Al femminile
Simona Halep, finalmente
Arrivata a Parigi da favorita, la numero 1 del mondo ha confermato i pronostici ed è riuscita a vincere il primo titolo Slam

Il 2018 è diventato l’anno in cui viene sfatato il complesso dello Slam. In Australia e Francia abbiamo avuto due vincitrici che hanno seguito lo stesso percorso: prima il periodo da numero 1, ai vertici della classifica WTA senza avere vinto Slam; e solo poi, dopo aver dovuto subire molte critiche, il momento del salto di qualità definitivo con la conquista del Major. È accaduto in gennaio con gli Australian Open di Caroline Wozniacki, e la scorsa settimana al Roland Garros con la vittoria di Simona Halep.
Prima del successo che ha modificato definitivamente il loro status, sia Caroline che Simona hanno dovuto fronteggiare critiche frequenti, e in fondo simili: venivano considerate tenniste incapaci di dare il meglio quando conta veramente, non all’altezza nei momenti topici. Forse per Wozniacki si sottolineavano maggiormente alcuni limiti tecnici, mentre per Halep quelli mentali, ma si trattava di differenze marginali: in sostanza, alla base di tutto, c’era l’etichetta di “perdente”.
Una etichetta che troppo spesso viene appiccicata alle giocatrici prima che abbiano terminato la carriera. Come se le esperienze del passato non avessero insegnato che è meglio aspettare prima di trarre valutazioni definitive. Oggi consideriamo Kim Clijsters una campionessa, ma nel momento in cui divenne numero 1 del mondo (agosto 2003) non aveva Slam: vantava solo due finali perse. Clijsters avrebbe mancato altre due finali prima di riuscire a vincerne una; ma da quel momento non ha più perso nell’atto conclusivo, arrivando a 4 Major in carriera. Situazione simile per Amélie Mauresmo: prima volta in cima al ranking nel settembre 2004, con nel curriculum una sola finale Slam, persa; i due titoli vinti sarebbero arrivati nel 2006.
Non solo. Per Halep le critiche si erano fatte più aspre quando, qualche settimana fa, erano trascorsi i dodici mesi dalla vittoria di Madrid 2017. Simona infatti si era trovata in una situazione scomoda: nel calcolo dei punti utili per determinare il primato del ranking risultava un solo torneo vinto, un “misero” International conquistato in gennaio a Shenzhen. Per il resto solo piazzamenti. Diverse finali, ma tutte perse (Cincinnati, Pechino, Australian Open, Roma). Ma anche se perdere le finali non è un merito, non bisogna dimenticare che per raggiungerle si devono comunque vincere molte partite, e nel caso di Halep erano state sufficienti per stare in cima alla classifica WTA. Malgrado tutto, le concorrenti erano risultate meno continue di lei.

◆ **Dati disponibili**
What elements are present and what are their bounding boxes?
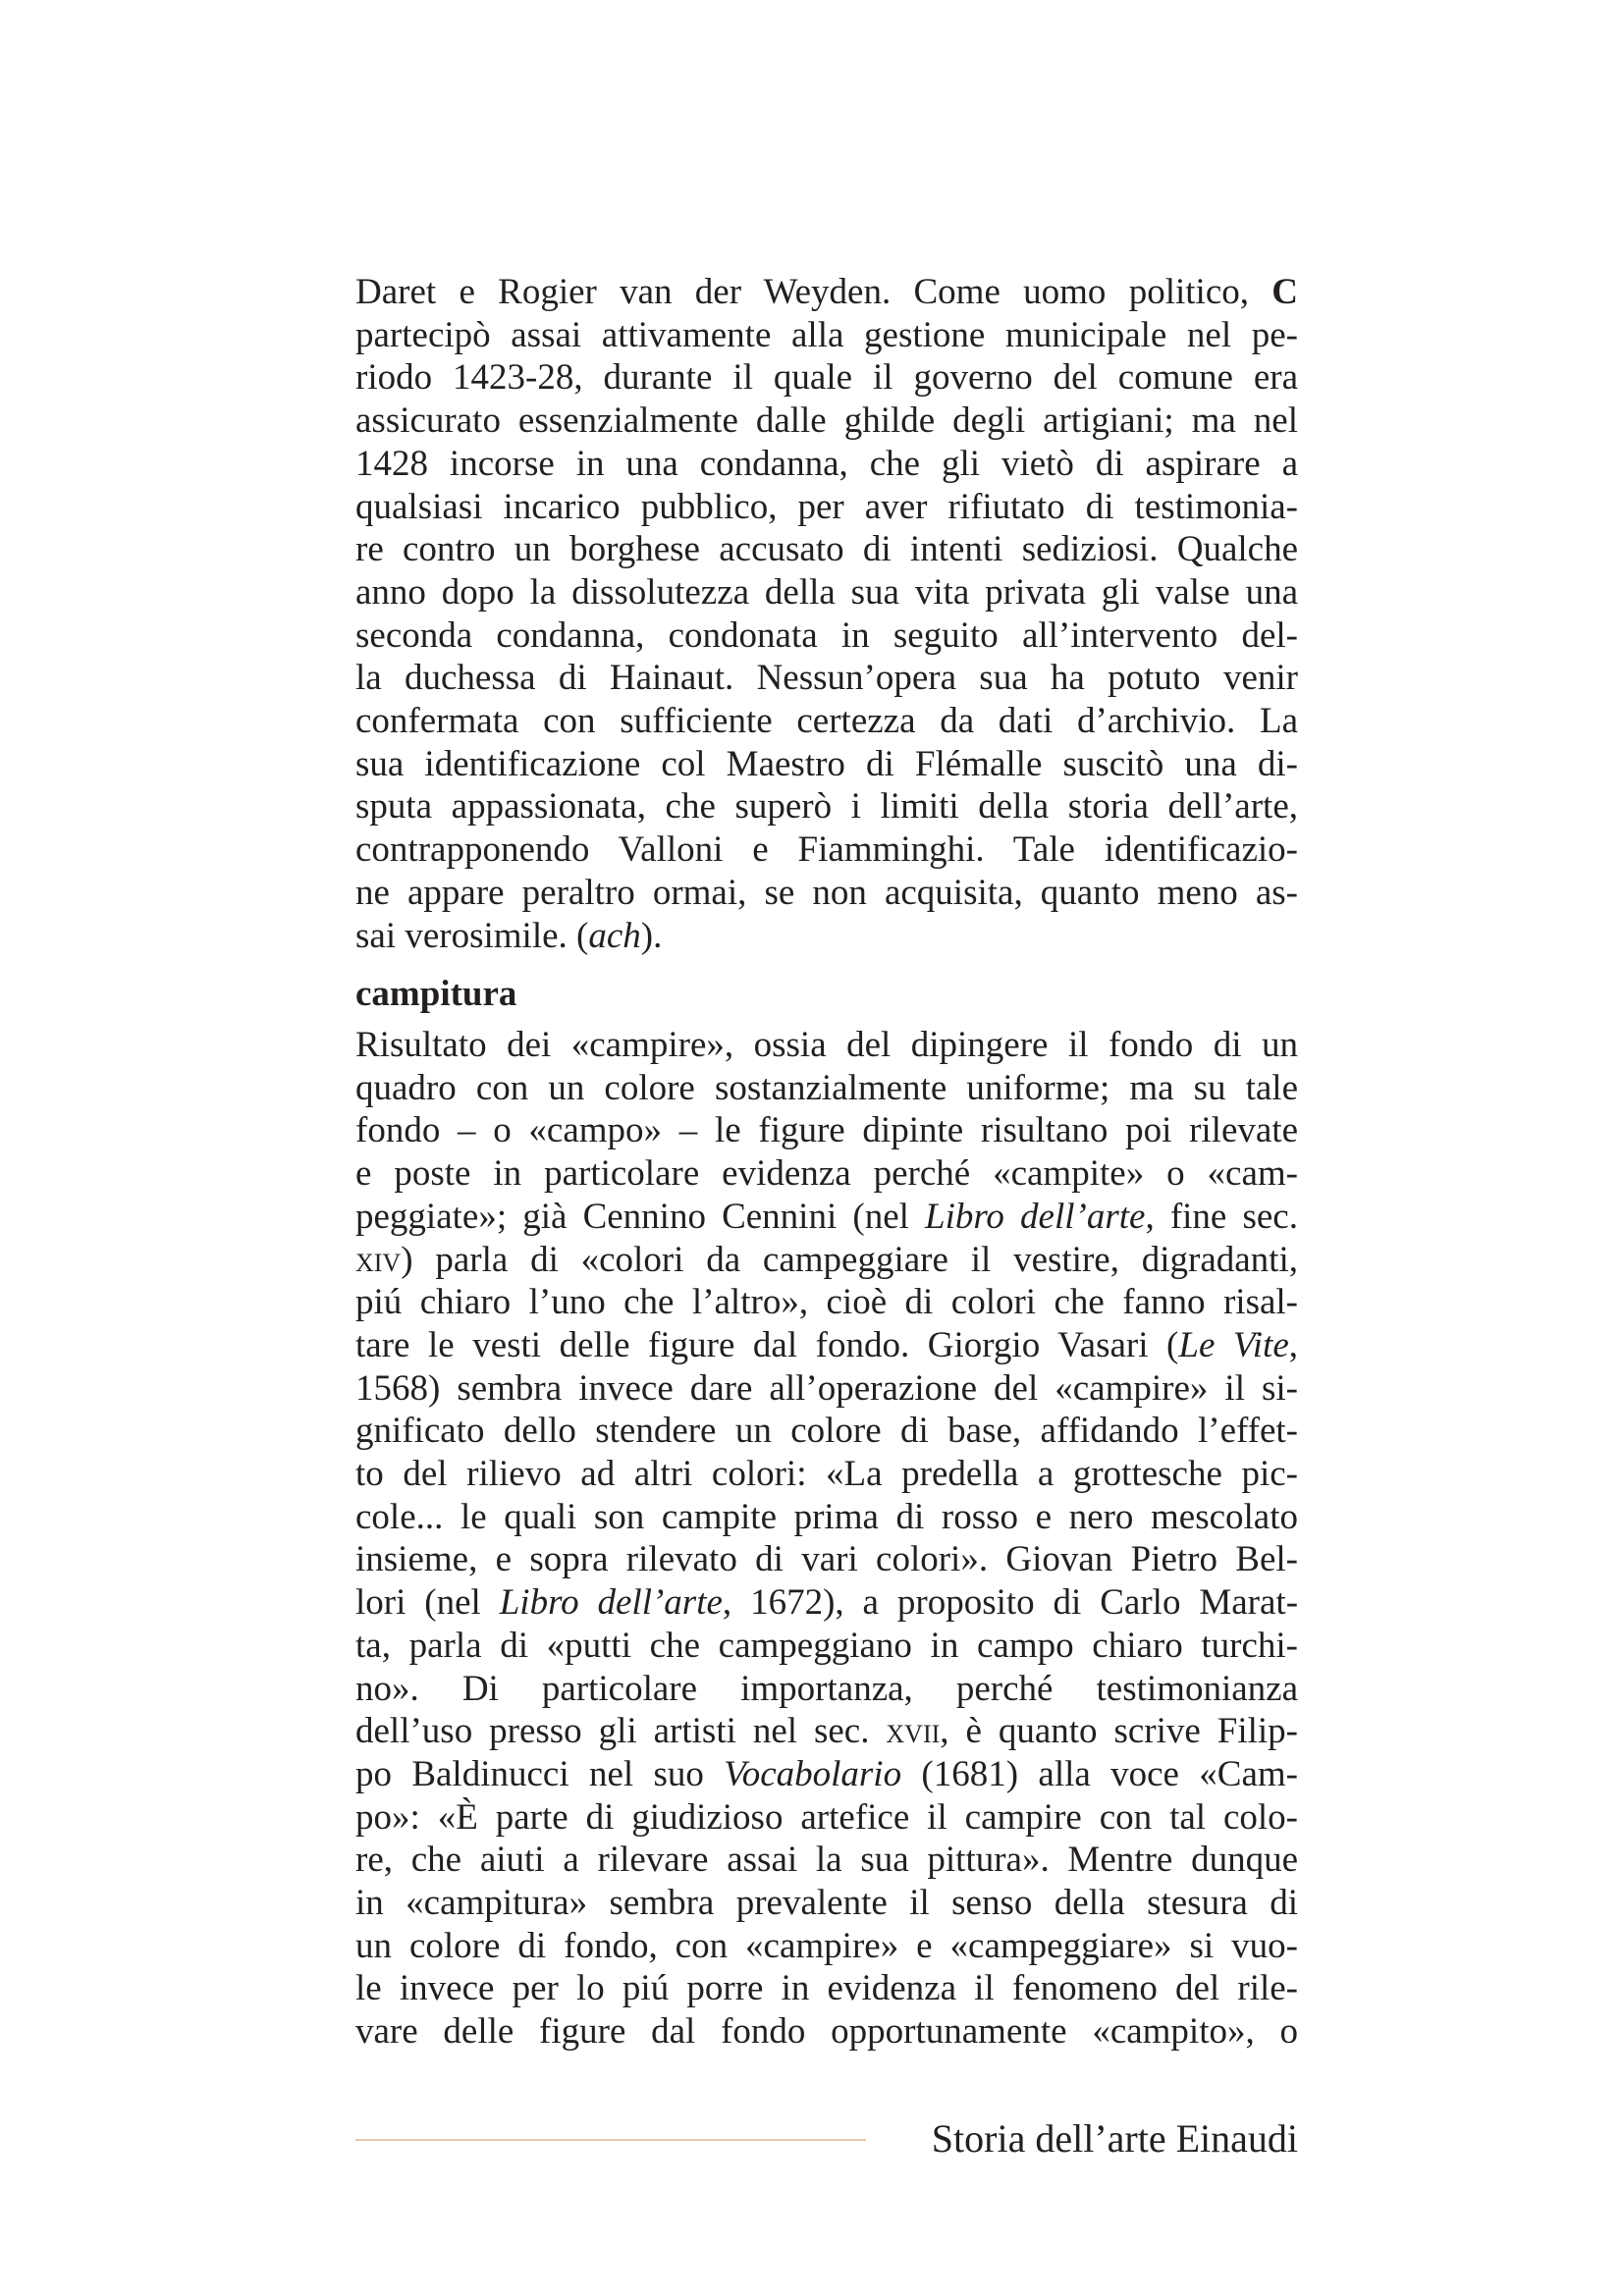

◆ **Esercizio scritto A**
Rispondi a queste domande sull'articolo su Simona Halep:
(i) In quale torneo ha vinto Caroline Wozniacki nel gennaio 2018?
(ii) In quale mese e anno Kim Clijsters è diventata numero 1 del mondo?
(iii) In quale città Halep aveva vinto il torneo International di gennaio?
◆ **Esercizio scritto B**
Riassumi in due frasi l'articolo su Simona Halep.

◆ **Risposta corretta A**
(i) Agli Australian Open.
(ii) Nell'agosto 2003.
(iii) A Shenzhen.

◆ **Risposta corretta B**
Nel 2018 Caroline Wozniacki, agli Australian Open, e Simona Halep, al Roland Garros, hanno conquistato uno Slam dopo essere state numero 1 del mondo senza averne vinti e dopo aver subito critiche che le etichettavano come "perdenti". Secondo l'articolo questa etichetta viene spesso applicata troppo presto, come dimostrano i casi di Kim Clijsters e Amélie Mauresmo, e Halep, pur avendo perso diverse finali, aveva vinto abbastanza partite da restare in cima alla classifica WTA.